## Dataset listings of figures
^^^^^^^^^^^^^^^^
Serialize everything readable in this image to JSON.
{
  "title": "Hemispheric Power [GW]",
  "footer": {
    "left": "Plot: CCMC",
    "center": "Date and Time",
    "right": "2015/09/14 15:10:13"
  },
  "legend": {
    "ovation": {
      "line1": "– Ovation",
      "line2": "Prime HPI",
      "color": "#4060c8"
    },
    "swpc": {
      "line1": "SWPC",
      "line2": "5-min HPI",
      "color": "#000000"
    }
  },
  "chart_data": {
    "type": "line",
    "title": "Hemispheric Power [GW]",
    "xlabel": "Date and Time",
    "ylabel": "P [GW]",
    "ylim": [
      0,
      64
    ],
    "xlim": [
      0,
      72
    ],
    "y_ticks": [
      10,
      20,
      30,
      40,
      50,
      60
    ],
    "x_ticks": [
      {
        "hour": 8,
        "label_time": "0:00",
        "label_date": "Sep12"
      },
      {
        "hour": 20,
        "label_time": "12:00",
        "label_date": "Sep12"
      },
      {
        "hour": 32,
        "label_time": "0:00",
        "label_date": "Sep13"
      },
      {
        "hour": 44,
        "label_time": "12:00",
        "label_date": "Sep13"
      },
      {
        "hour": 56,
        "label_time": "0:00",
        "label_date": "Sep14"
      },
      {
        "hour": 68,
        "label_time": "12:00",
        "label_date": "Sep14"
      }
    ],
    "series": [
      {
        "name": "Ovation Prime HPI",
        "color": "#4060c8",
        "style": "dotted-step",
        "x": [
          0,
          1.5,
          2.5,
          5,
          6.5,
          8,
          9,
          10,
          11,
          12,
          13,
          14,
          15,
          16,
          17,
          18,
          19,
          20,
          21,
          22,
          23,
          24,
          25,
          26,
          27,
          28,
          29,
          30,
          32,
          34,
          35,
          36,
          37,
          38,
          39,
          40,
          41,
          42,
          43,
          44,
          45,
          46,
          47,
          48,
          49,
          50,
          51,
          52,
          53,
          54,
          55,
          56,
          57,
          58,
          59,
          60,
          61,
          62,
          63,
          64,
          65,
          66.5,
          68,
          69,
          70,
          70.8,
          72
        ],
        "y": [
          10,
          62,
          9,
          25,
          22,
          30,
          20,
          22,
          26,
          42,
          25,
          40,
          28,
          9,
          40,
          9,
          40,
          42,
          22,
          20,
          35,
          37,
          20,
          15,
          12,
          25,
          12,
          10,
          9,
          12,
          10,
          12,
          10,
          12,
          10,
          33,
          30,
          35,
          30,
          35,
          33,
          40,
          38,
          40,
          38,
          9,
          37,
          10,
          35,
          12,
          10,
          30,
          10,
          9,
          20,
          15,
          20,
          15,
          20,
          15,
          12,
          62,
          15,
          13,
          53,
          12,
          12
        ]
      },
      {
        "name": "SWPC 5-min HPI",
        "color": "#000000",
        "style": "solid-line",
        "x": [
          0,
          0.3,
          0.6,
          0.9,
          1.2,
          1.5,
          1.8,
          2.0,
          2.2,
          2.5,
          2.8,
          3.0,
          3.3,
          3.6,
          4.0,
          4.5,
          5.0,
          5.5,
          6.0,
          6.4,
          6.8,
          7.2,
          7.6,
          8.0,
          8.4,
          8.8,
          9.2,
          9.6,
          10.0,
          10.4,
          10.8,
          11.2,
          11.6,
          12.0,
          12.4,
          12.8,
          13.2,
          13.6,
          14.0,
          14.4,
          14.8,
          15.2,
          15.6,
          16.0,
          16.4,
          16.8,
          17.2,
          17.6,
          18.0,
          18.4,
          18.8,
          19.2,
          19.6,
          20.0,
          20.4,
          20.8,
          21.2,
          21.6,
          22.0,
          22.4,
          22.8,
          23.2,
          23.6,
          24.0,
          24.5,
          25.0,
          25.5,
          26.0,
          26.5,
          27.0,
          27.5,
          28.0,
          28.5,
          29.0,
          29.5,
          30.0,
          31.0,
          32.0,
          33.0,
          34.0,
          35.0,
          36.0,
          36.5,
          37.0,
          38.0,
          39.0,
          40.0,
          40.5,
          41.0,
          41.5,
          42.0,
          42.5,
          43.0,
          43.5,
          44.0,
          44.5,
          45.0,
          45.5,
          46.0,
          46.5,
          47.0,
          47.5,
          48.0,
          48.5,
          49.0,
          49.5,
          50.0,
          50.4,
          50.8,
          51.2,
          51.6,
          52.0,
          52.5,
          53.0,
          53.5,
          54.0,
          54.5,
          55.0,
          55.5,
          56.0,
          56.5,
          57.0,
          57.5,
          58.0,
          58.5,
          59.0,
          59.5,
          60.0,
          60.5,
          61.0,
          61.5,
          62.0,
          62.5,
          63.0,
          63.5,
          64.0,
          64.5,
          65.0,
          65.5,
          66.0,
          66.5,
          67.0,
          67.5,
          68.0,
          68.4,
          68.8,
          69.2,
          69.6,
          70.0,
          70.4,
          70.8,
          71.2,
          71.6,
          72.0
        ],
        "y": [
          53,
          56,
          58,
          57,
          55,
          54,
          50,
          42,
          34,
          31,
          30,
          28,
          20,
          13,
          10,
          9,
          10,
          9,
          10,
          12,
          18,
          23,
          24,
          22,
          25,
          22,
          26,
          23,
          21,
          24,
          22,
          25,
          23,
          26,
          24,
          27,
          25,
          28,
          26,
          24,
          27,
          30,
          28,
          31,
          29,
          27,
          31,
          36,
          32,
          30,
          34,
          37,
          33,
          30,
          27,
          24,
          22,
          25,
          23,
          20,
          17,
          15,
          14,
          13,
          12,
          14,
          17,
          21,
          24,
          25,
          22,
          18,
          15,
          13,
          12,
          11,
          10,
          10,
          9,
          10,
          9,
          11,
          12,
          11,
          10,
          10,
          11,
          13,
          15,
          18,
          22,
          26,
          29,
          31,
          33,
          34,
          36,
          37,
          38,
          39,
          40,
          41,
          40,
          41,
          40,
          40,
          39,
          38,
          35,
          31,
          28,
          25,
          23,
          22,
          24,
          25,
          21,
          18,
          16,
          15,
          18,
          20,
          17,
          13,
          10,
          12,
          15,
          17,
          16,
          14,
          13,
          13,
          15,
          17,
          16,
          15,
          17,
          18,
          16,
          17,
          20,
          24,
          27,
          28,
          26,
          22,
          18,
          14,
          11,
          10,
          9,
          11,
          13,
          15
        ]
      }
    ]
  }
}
^^^^^^^^^^^^^^^^
## WHAT YOU NEED TO DO
Output the listing above word for word.

## RIGHT ANSWER
Serialize everything readable in this image to JSON.
{
  "title": "Hemispheric Power [GW]",
  "footer": {
    "left": "Plot: CCMC",
    "center": "Date and Time",
    "right": "2015/09/14 15:10:13"
  },
  "legend": {
    "ovation": {
      "line1": "– Ovation",
      "line2": "Prime HPI",
      "color": "#4060c8"
    },
    "swpc": {
      "line1": "SWPC",
      "line2": "5-min HPI",
      "color": "#000000"
    }
  },
  "chart_data": {
    "type": "line",
    "title": "Hemispheric Power [GW]",
    "xlabel": "Date and Time",
    "ylabel": "P [GW]",
    "ylim": [
      0,
      64
    ],
    "xlim": [
      0,
      72
    ],
    "y_ticks": [
      10,
      20,
      30,
      40,
      50,
      60
    ],
    "x_ticks": [
      {
        "hour": 8,
        "label_time": "0:00",
        "label_date": "Sep12"
      },
      {
        "hour": 20,
        "label_time": "12:00",
        "label_date": "Sep12"
      },
      {
        "hour": 32,
        "label_time": "0:00",
        "label_date": "Sep13"
      },
      {
        "hour": 44,
        "label_time": "12:00",
        "label_date": "Sep13"
      },
      {
        "hour": 56,
        "label_time": "0:00",
        "label_date": "Sep14"
      },
      {
        "hour": 68,
        "label_time": "12:00",
        "label_date": "Sep14"
      }
    ],
    "series": [
      {
        "name": "Ovation Prime HPI",
        "color": "#4060c8",
        "style": "dotted-step",
        "x": [
          0,
          1.5,
          2.5,
          5,
          6.5,
          8,
          9,
          10,
          11,
          12,
          13,
          14,
          15,
          16,
          17,
          18,
          19,
          20,
          21,
          22,
          23,
          24,
          25,
          26,
          27,
          28,
          29,
          30,
          32,
          34,
          35,
          36,
          37,
          38,
          39,
          40,
          41,
          42,
          43,
          44,
          45,
          46,
          47,
          48,
          49,
          50,
          51,
          52,
          53,
          54,
          55,
          56,
          57,
          58,
          59,
          60,
          61,
          62,
          63,
          64,
          65,
          66.5,
          68,
          69,
          70,
          70.8,
          72
        ],
        "y": [
          10,
          62,
          9,
          25,
          22,
          30,
          20,
          22,
          26,
          42,
          25,
          40,
          28,
          9,
          40,
          9,
          40,
          42,
          22,
          20,
          35,
          37,
          20,
          15,
          12,
          25,
          12,
          10,
          9,
          12,
          10,
          12,
          10,
          12,
          10,
          33,
          30,
          35,
          30,
          35,
          33,
          40,
          38,
          40,
          38,
          9,
          37,
          10,
          35,
          12,
          10,
          30,
          10,
          9,
          20,
          15,
          20,
          15,
          20,
          15,
          12,
          62,
          15,
          13,
          53,
          12,
          12
        ]
      },
      {
        "name": "SWPC 5-min HPI",
        "color": "#000000",
        "style": "solid-line",
        "x": [
          0,
          0.3,
          0.6,
          0.9,
          1.2,
          1.5,
          1.8,
          2.0,
          2.2,
          2.5,
          2.8,
          3.0,
          3.3,
          3.6,
          4.0,
          4.5,
          5.0,
          5.5,
          6.0,
          6.4,
          6.8,
          7.2,
          7.6,
          8.0,
          8.4,
          8.8,
          9.2,
          9.6,
          10.0,
          10.4,
          10.8,
          11.2,
          11.6,
          12.0,
          12.4,
          12.8,
          13.2,
          13.6,
          14.0,
          14.4,
          14.8,
          15.2,
          15.6,
          16.0,
          16.4,
          16.8,
          17.2,
          17.6,
          18.0,
          18.4,
          18.8,
          19.2,
          19.6,
          20.0,
          20.4,
          20.8,
          21.2,
          21.6,
          22.0,
          22.4,
          22.8,
          23.2,
          23.6,
          24.0,
          24.5,
          25.0,
          25.5,
          26.0,
          26.5,
          27.0,
          27.5,
          28.0,
          28.5,
          29.0,
          29.5,
          30.0,
          31.0,
          32.0,
          33.0,
          34.0,
          35.0,
          36.0,
          36.5,
          37.0,
          38.0,
          39.0,
          40.0,
          40.5,
          41.0,
          41.5,
          42.0,
          42.5,
          43.0,
          43.5,
          44.0,
          44.5,
          45.0,
          45.5,
          46.0,
          46.5,
          47.0,
          47.5,
          48.0,
          48.5,
          49.0,
          49.5,
          50.0,
          50.4,
          50.8,
          51.2,
          51.6,
          52.0,
          52.5,
          53.0,
          53.5,
          54.0,
          54.5,
          55.0,
          55.5,
          56.0,
          56.5,
          57.0,
          57.5,
          58.0,
          58.5,
          59.0,
          59.5,
          60.0,
          60.5,
          61.0,
          61.5,
          62.0,
          62.5,
          63.0,
          63.5,
          64.0,
          64.5,
          65.0,
          65.5,
          66.0,
          66.5,
          67.0,
          67.5,
          68.0,
          68.4,
          68.8,
          69.2,
          69.6,
          70.0,
          70.4,
          70.8,
          71.2,
          71.6,
          72.0
        ],
        "y": [
          53,
          56,
          58,
          57,
          55,
          54,
          50,
          42,
          34,
          31,
          30,
          28,
          20,
          13,
          10,
          9,
          10,
          9,
          10,
          12,
          18,
          23,
          24,
          22,
          25,
          22,
          26,
          23,
          21,
          24,
          22,
          25,
          23,
          26,
          24,
          27,
          25,
          28,
          26,
          24,
          27,
          30,
          28,
          31,
          29,
          27,
          31,
          36,
          32,
          30,
          34,
          37,
          33,
          30,
          27,
          24,
          22,
          25,
          23,
          20,
          17,
          15,
          14,
          13,
          12,
          14,
          17,
          21,
          24,
          25,
          22,
          18,
          15,
          13,
          12,
          11,
          10,
          10,
          9,
          10,
          9,
          11,
          12,
          11,
          10,
          10,
          11,
          13,
          15,
          18,
          22,
          26,
          29,
          31,
          33,
          34,
          36,
          37,
          38,
          39,
          40,
          41,
          40,
          41,
          40,
          40,
          39,
          38,
          35,
          31,
          28,
          25,
          23,
          22,
          24,
          25,
          21,
          18,
          16,
          15,
          18,
          20,
          17,
          13,
          10,
          12,
          15,
          17,
          16,
          14,
          13,
          13,
          15,
          17,
          16,
          15,
          17,
          18,
          16,
          17,
          20,
          24,
          27,
          28,
          26,
          22,
          18,
          14,
          11,
          10,
          9,
          11,
          13,
          15
        ]
      }
    ]
  }
}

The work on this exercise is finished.